== DATA TO USE

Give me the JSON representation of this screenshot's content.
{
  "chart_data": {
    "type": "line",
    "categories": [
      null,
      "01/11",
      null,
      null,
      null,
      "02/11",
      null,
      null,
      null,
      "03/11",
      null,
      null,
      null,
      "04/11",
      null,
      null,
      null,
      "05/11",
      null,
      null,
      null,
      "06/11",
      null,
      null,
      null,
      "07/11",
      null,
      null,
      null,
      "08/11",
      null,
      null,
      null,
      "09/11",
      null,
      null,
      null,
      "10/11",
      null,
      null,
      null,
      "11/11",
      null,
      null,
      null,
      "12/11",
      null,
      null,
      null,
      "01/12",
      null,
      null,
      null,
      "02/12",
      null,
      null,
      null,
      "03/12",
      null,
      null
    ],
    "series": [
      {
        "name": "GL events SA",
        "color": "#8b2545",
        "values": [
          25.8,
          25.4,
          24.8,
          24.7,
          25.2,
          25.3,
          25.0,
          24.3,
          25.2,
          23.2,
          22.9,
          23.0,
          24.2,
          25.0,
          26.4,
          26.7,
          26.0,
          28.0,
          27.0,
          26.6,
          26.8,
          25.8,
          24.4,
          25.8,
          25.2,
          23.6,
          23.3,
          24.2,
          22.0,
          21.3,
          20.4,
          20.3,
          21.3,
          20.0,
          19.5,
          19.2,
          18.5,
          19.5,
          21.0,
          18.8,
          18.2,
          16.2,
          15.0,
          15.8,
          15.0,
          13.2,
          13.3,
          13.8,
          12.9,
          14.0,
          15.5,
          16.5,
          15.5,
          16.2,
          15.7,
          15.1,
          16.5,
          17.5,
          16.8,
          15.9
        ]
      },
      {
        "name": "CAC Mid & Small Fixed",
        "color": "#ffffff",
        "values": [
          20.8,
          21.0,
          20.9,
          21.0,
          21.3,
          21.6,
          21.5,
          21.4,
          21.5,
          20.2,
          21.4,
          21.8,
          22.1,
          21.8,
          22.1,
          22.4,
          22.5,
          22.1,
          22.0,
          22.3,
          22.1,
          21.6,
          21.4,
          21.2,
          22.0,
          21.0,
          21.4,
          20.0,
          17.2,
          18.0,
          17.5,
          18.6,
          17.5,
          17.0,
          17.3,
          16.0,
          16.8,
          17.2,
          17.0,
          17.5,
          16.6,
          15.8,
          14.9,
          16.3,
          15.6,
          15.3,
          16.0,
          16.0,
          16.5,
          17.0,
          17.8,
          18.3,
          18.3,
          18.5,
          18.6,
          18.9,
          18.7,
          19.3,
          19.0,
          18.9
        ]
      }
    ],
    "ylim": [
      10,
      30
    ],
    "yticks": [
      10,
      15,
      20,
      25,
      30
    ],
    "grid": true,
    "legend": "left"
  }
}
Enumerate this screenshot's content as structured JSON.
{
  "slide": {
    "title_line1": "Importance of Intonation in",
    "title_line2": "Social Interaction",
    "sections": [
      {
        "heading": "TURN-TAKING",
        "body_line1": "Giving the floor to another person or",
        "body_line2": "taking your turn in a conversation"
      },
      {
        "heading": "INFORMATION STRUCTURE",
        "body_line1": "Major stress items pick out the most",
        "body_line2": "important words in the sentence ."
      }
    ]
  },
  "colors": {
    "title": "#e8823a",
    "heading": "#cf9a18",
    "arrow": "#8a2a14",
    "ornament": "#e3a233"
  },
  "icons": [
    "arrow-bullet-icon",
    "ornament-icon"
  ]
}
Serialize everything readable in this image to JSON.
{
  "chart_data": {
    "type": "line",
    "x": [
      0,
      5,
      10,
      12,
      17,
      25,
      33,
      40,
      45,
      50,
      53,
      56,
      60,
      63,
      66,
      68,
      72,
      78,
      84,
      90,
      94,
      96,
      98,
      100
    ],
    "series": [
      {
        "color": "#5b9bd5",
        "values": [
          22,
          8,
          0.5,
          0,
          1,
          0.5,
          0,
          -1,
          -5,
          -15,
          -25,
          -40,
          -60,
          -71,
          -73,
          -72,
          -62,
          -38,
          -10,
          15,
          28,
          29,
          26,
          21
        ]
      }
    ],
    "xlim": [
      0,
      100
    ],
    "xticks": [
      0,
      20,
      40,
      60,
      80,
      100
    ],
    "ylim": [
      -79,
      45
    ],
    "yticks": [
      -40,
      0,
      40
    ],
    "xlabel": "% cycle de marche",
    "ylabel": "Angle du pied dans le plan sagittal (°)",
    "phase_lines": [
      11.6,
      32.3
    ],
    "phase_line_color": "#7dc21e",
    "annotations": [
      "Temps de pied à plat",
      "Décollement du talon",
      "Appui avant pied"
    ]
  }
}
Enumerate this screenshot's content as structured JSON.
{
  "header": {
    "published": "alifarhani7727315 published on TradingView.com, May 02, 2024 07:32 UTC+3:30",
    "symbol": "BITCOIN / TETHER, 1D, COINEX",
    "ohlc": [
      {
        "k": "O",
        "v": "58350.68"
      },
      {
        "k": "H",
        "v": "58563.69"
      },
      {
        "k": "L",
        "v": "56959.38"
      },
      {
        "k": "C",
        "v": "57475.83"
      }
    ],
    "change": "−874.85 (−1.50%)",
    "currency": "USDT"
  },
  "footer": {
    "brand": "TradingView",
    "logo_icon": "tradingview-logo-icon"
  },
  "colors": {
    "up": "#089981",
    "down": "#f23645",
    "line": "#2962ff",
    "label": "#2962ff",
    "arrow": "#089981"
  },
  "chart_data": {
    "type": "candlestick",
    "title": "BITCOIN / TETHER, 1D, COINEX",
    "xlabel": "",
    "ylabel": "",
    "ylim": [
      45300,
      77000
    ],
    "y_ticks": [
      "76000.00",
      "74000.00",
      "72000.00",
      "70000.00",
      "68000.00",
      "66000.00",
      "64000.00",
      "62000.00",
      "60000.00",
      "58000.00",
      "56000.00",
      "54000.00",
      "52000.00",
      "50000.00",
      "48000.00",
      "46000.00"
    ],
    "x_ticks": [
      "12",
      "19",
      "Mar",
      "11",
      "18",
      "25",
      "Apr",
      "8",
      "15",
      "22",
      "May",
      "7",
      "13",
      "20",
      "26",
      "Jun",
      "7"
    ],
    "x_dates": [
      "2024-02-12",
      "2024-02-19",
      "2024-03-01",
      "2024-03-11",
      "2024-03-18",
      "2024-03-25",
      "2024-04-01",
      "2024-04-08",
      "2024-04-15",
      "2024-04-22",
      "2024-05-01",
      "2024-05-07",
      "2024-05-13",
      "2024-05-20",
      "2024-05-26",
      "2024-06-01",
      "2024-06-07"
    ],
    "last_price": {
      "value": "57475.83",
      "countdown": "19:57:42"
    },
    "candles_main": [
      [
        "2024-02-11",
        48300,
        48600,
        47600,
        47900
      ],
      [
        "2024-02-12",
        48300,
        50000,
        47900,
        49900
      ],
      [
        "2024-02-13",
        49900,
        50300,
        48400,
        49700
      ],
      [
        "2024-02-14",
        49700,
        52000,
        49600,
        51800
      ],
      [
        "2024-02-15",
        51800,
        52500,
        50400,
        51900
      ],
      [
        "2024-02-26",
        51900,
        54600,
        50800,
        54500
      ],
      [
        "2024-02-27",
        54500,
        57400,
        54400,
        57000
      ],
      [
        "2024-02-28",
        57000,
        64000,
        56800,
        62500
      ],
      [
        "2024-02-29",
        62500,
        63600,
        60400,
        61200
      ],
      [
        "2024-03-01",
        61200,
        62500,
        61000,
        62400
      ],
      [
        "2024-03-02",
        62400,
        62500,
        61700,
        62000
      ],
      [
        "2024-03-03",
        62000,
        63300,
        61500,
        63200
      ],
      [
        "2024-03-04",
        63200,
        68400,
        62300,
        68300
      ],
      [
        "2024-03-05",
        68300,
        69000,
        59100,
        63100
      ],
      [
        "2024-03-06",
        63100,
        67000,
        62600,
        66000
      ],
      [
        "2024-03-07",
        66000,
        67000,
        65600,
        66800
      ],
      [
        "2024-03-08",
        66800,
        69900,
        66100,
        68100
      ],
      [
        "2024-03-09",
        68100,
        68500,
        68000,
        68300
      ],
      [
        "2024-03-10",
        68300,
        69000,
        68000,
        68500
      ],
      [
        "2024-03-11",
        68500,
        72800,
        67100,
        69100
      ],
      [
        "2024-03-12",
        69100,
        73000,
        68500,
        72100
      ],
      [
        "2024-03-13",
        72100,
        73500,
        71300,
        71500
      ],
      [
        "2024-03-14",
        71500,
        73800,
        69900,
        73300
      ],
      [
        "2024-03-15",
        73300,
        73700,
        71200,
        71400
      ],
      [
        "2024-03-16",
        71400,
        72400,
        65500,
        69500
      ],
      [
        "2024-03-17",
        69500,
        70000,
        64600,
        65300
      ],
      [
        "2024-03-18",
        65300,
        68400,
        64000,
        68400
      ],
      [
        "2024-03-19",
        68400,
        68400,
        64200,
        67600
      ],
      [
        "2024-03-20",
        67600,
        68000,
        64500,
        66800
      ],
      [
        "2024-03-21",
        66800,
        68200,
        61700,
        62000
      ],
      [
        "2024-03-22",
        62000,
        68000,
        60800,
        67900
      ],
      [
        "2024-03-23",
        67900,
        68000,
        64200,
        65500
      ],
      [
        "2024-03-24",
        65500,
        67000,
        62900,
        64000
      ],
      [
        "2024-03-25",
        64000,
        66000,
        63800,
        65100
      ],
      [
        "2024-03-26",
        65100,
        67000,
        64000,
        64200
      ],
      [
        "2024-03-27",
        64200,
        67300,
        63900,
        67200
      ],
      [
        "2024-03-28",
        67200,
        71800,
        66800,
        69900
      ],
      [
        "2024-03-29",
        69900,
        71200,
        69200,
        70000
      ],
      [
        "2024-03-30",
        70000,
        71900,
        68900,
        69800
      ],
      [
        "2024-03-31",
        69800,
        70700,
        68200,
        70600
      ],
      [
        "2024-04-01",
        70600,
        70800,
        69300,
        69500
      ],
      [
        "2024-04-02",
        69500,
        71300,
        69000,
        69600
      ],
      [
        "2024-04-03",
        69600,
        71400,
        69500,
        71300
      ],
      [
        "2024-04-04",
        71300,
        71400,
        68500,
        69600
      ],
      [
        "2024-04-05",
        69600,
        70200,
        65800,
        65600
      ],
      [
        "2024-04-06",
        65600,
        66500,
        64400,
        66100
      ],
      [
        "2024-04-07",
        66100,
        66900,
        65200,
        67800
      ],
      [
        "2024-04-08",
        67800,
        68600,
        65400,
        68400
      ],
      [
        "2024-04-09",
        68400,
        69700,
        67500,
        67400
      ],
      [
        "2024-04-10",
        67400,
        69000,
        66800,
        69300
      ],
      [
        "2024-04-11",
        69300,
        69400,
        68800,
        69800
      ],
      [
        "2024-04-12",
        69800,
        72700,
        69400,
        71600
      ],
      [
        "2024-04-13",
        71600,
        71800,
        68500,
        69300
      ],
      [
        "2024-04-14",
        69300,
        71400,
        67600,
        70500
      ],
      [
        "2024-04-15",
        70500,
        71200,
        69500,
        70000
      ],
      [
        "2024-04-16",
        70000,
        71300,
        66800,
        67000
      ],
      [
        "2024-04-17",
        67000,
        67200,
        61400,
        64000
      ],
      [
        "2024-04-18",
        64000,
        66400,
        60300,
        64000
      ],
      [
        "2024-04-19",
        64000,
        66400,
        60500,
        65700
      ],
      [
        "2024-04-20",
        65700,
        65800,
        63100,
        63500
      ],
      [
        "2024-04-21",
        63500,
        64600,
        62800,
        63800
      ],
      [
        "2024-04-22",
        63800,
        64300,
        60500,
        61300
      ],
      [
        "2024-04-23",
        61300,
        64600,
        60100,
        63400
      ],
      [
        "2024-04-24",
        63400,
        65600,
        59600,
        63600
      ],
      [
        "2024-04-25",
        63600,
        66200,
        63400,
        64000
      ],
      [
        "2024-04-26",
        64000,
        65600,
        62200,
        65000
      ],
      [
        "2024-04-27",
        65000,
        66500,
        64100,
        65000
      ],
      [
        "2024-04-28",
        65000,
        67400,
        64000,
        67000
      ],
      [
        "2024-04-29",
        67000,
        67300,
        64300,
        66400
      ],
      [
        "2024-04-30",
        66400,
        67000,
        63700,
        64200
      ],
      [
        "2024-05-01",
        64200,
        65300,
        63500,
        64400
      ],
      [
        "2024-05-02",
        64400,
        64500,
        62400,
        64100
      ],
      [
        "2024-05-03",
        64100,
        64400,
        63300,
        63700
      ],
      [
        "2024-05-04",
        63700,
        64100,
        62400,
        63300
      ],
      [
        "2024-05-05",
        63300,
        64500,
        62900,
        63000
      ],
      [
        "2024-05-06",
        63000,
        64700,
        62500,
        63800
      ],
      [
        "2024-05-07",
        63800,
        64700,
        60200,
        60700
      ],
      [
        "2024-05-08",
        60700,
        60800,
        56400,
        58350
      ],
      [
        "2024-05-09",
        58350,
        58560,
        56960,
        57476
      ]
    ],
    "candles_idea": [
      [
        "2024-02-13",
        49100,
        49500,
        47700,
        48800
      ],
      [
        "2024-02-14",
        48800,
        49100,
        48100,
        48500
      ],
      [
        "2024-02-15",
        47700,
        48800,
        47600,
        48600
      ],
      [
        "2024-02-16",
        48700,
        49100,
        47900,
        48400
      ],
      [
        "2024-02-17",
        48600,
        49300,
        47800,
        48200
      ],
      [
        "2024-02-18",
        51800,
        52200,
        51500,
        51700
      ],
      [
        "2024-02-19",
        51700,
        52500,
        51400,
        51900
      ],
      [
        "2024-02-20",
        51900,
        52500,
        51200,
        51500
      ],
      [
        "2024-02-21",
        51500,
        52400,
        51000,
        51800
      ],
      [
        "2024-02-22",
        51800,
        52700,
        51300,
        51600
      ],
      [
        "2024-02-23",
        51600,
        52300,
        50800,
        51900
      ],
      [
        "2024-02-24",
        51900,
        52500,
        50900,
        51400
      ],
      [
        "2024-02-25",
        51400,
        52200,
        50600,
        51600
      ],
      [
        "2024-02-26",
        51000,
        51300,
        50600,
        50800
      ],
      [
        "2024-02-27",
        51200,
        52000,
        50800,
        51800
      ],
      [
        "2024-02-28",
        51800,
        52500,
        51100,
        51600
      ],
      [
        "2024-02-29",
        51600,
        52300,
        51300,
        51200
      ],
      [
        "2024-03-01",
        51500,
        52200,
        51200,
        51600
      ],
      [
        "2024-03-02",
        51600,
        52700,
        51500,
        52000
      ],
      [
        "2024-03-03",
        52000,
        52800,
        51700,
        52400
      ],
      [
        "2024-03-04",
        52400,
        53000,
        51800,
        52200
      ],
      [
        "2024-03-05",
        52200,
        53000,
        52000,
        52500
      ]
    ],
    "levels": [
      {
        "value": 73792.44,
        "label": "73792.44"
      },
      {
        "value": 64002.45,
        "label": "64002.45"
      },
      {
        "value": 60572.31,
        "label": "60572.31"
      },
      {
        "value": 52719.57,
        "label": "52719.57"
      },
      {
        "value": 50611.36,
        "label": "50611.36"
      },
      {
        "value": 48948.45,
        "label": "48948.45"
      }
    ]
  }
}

====

> WHAT IS REQUIRED: Report only a number: how many lines in the material above contain the string "COINEX".

> TASK ANSWER: 2